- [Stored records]
● ● ● ● ● ● ●

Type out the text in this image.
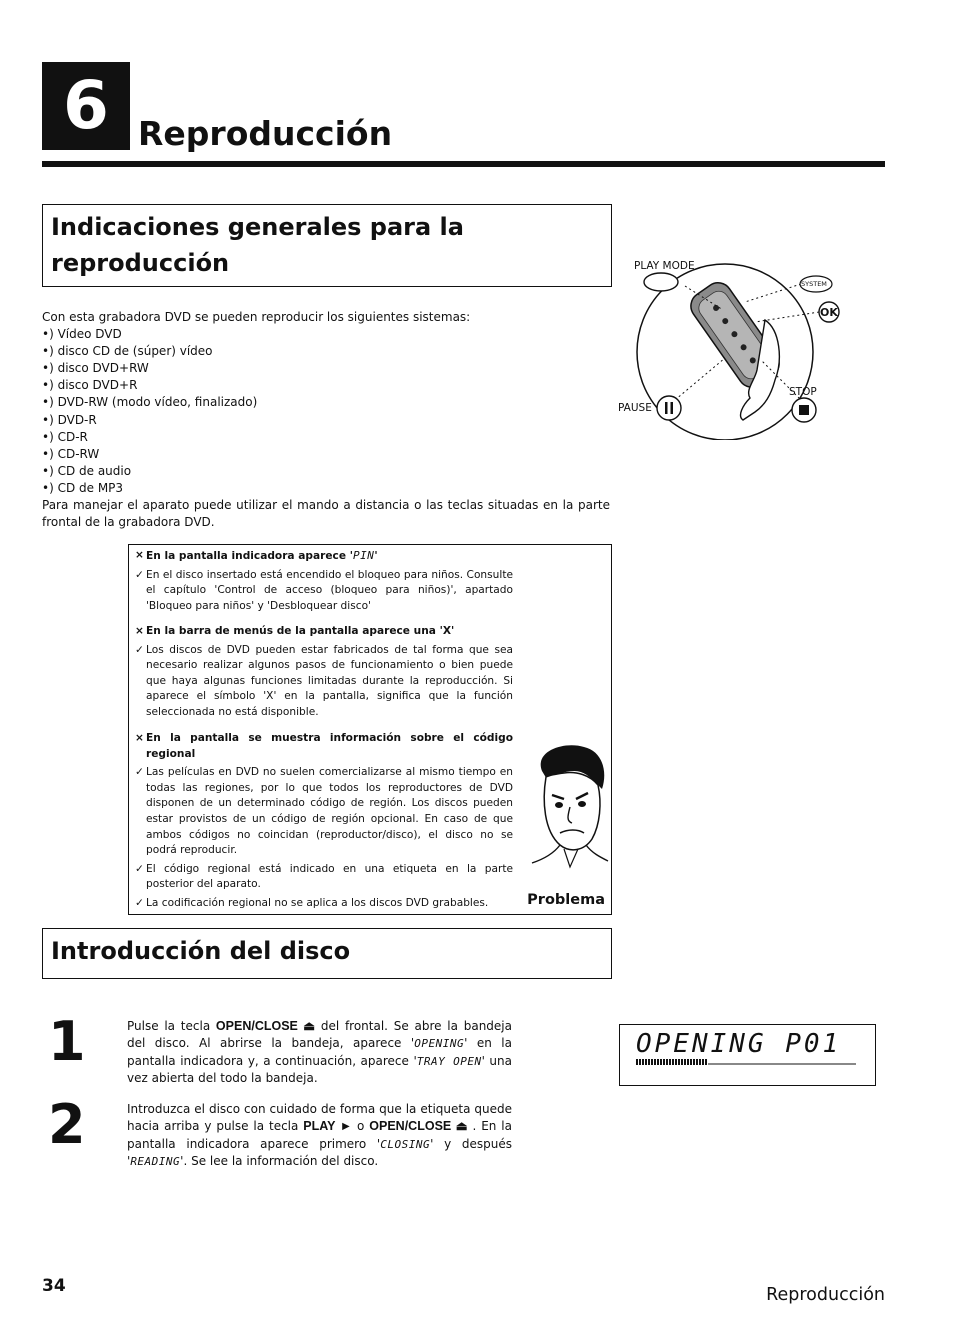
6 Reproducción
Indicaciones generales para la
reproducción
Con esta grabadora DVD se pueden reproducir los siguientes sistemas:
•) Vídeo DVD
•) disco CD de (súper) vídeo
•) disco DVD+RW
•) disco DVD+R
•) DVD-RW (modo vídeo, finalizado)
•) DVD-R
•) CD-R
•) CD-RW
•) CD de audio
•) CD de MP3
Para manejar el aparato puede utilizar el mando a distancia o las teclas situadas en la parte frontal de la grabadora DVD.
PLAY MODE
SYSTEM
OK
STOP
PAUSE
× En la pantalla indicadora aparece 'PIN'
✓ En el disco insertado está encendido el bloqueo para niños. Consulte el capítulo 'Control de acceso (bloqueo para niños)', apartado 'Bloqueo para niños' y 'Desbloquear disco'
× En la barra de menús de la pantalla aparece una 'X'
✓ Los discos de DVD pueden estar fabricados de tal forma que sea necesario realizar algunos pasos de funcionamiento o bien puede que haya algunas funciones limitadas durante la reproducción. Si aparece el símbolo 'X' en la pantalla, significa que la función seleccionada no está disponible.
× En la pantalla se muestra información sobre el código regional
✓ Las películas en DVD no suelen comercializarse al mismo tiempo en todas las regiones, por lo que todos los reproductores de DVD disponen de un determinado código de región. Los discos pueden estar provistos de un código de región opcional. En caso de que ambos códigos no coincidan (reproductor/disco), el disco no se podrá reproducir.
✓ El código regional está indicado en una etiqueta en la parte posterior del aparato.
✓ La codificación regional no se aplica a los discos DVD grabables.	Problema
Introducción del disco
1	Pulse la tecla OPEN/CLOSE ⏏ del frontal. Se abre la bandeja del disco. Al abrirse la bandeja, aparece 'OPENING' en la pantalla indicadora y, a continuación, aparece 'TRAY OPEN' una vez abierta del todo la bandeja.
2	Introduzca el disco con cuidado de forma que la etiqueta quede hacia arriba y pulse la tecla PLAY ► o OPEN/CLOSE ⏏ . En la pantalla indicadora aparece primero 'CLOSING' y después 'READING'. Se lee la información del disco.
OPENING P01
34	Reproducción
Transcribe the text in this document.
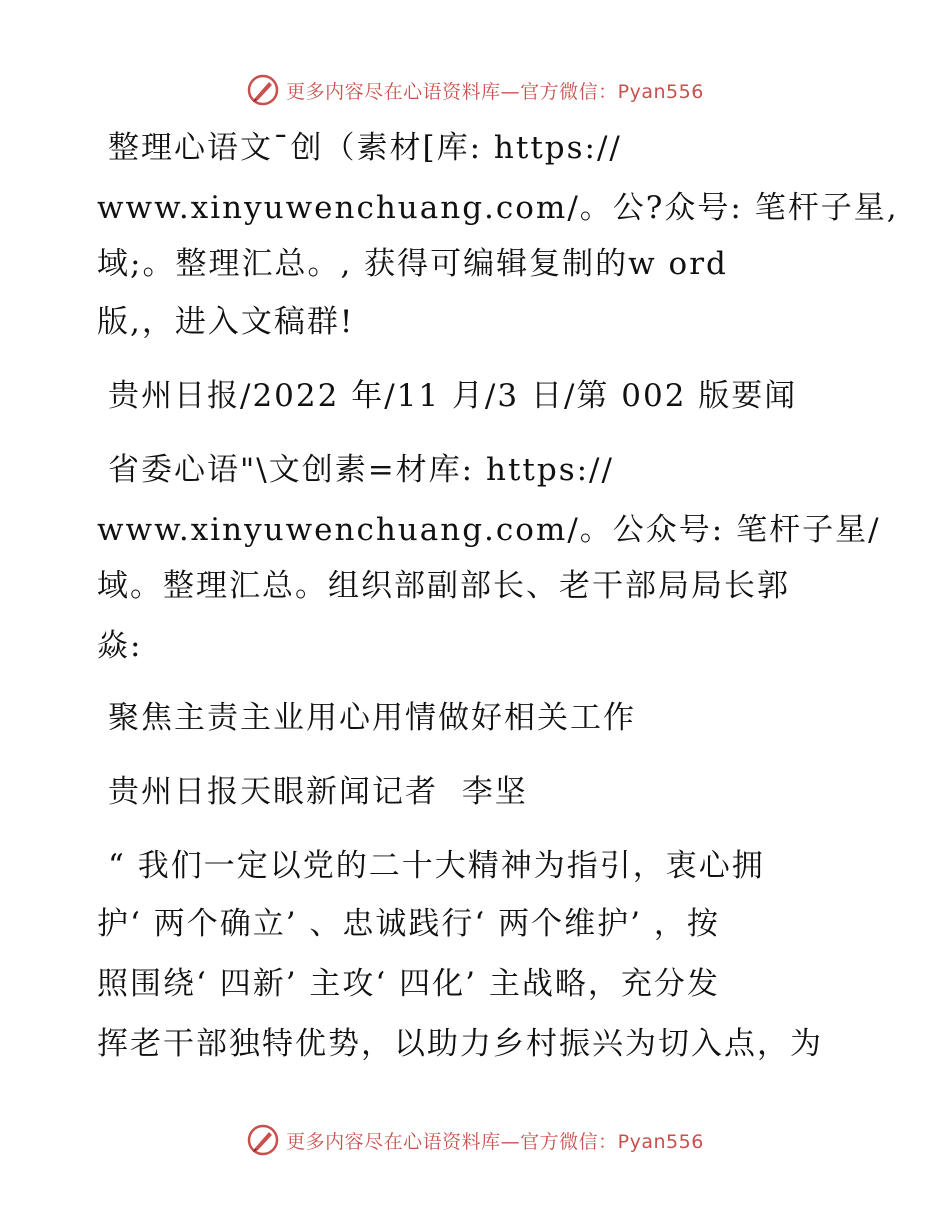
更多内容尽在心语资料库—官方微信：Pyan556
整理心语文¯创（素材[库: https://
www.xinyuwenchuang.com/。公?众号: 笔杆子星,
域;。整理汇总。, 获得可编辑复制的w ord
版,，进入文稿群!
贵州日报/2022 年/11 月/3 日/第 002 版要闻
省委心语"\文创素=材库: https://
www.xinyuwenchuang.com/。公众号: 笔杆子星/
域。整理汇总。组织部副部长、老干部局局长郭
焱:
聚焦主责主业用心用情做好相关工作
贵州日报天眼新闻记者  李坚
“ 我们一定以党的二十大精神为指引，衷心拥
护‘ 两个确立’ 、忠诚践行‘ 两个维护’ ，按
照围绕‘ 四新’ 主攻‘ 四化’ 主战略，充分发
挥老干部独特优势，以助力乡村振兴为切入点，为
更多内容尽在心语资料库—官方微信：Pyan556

● ● ● ● ● ● ●

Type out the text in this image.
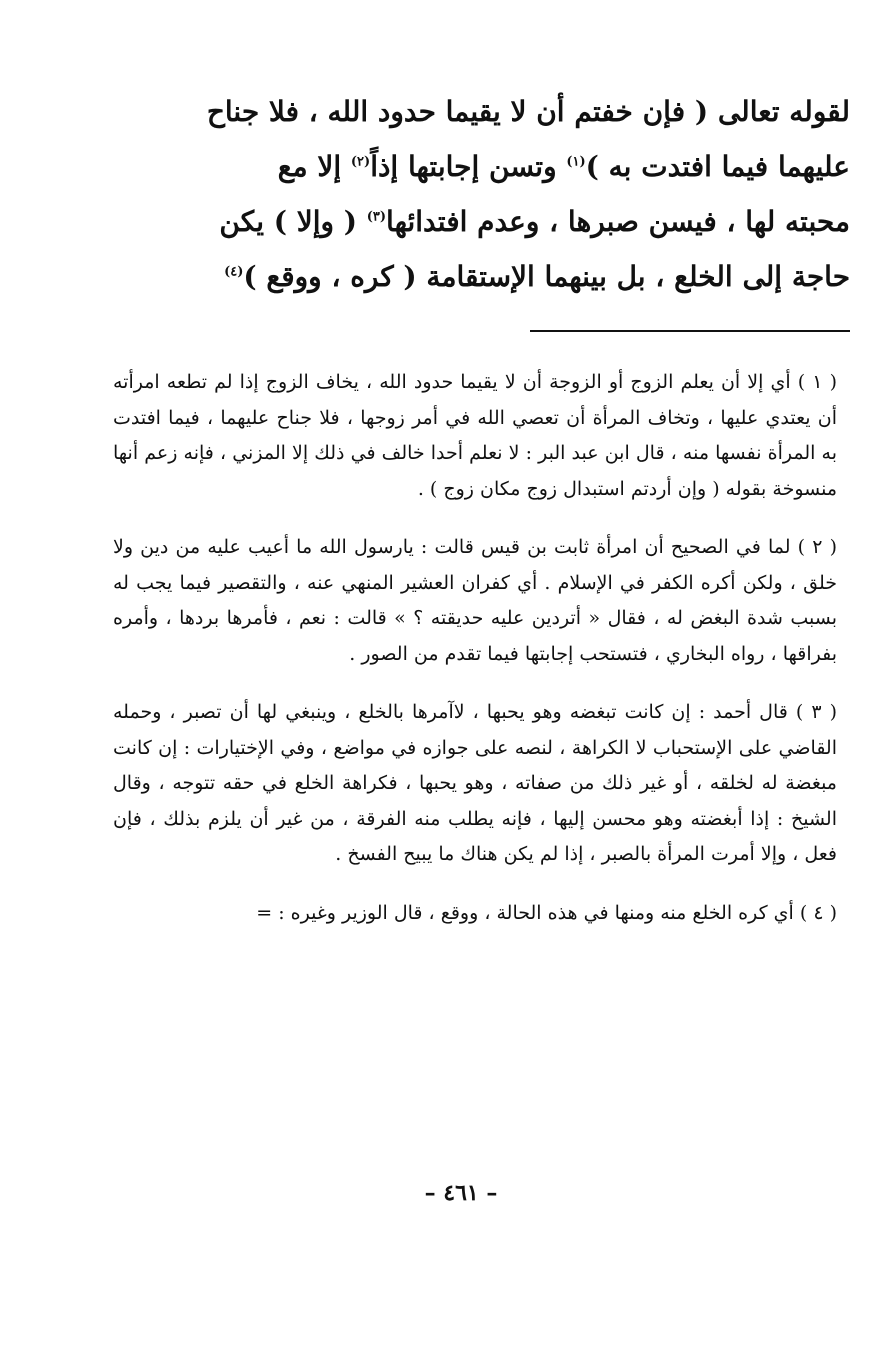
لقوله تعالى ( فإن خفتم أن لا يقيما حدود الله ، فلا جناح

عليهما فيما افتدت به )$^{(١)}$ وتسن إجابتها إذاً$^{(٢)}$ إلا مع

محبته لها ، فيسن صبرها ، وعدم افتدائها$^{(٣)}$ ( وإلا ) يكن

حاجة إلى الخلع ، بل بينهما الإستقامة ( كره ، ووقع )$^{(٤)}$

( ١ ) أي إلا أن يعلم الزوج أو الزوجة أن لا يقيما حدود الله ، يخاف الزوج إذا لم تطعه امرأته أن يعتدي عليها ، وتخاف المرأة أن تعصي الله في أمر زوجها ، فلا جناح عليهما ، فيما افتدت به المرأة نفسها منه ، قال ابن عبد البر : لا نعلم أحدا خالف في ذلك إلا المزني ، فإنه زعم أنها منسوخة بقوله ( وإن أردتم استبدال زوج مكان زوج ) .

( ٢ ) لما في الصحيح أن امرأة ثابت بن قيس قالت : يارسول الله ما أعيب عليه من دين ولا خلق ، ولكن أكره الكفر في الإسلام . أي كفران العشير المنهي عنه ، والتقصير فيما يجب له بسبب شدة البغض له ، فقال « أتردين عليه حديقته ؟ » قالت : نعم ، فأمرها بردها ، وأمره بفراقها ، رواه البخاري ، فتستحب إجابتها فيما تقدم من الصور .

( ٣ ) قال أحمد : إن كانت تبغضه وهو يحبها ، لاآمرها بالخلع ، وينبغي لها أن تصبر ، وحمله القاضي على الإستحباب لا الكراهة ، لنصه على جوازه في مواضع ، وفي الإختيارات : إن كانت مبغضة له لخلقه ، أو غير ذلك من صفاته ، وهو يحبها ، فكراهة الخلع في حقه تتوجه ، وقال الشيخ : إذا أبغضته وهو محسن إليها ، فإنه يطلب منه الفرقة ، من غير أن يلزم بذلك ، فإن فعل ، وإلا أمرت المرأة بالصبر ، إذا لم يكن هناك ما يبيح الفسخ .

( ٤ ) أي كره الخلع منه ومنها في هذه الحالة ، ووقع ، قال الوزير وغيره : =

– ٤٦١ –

● ● ● ● ● ● ●

- [Exercise aim] All lines holding the word "aparato" should be picked out and copied.

- [Written response]
Para manejar el aparato puede utilizar el mando a distancia o las teclas situadas en la parte frontal de la grabadora DVD.
✓ El código regional está indicado en una etiqueta en la parte posterior del aparato.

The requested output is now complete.